§ Exercise: Pull each line containing "Complement" from the data.

/---

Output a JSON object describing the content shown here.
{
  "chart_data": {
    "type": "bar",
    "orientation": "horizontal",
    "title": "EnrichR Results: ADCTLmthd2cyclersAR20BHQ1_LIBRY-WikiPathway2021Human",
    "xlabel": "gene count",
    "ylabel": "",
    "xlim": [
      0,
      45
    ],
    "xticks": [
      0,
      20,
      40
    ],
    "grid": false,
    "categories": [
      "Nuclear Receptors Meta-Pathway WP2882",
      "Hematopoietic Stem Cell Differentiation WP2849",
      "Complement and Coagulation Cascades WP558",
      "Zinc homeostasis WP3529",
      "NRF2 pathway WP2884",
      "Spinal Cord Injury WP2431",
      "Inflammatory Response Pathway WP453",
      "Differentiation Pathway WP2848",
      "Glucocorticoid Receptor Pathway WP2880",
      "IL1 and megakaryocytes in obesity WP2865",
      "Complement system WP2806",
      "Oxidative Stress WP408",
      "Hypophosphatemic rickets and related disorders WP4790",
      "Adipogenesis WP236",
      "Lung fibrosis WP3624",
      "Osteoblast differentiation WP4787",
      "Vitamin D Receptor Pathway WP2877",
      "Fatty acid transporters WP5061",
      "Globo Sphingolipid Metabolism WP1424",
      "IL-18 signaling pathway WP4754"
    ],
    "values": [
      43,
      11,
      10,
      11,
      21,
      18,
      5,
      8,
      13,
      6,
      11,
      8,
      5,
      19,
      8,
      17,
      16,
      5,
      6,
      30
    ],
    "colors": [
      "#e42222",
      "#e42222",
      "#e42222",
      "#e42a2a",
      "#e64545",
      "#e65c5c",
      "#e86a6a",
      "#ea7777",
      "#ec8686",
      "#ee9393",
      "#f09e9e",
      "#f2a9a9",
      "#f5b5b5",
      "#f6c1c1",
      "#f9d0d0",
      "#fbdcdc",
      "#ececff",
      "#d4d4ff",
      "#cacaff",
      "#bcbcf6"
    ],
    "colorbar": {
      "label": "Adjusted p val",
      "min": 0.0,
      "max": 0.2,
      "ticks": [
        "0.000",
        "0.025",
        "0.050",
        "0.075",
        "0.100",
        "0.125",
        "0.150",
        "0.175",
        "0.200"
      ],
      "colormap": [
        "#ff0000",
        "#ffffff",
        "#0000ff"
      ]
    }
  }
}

\---

§ Answer for the task:
      "Complement and Coagulation Cascades WP558",
      "Complement system WP2806",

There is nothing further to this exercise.